▸ RECORD EXTRACTS
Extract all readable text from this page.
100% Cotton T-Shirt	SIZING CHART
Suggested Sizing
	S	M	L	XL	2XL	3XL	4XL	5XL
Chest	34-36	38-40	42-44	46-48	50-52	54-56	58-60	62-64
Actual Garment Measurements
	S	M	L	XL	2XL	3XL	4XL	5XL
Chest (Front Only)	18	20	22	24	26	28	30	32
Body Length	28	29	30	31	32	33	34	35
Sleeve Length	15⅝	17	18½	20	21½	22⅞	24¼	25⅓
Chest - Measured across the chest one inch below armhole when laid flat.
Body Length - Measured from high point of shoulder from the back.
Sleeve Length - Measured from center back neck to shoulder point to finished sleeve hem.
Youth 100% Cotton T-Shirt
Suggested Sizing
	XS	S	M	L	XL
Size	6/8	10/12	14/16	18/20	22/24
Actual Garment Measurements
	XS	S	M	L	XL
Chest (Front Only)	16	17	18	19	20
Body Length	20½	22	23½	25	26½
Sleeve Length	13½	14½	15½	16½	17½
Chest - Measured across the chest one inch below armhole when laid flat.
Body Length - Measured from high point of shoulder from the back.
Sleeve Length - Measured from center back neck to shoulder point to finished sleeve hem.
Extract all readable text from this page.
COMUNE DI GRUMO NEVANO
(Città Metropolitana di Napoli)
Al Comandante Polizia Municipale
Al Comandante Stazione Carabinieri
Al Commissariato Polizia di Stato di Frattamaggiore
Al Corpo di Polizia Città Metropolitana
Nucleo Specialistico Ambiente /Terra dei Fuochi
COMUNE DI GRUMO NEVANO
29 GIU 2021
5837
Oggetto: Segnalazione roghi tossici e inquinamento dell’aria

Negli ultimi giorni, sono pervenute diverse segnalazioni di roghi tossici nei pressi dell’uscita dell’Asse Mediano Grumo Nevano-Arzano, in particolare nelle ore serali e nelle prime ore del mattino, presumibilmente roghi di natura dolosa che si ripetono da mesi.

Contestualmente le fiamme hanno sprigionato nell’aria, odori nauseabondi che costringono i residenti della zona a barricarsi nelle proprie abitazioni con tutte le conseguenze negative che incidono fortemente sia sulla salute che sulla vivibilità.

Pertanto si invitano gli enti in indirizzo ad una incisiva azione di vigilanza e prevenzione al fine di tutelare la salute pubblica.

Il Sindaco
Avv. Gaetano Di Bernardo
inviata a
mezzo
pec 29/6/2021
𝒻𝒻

▸ WHAT YOU WILL DO
Return all lines containing "Front".

▸ ANSWER TO THIS TASK
Chest (Front Only)	18	20	22	24	26	28	30	32
Chest (Front Only)	16	17	18	19	20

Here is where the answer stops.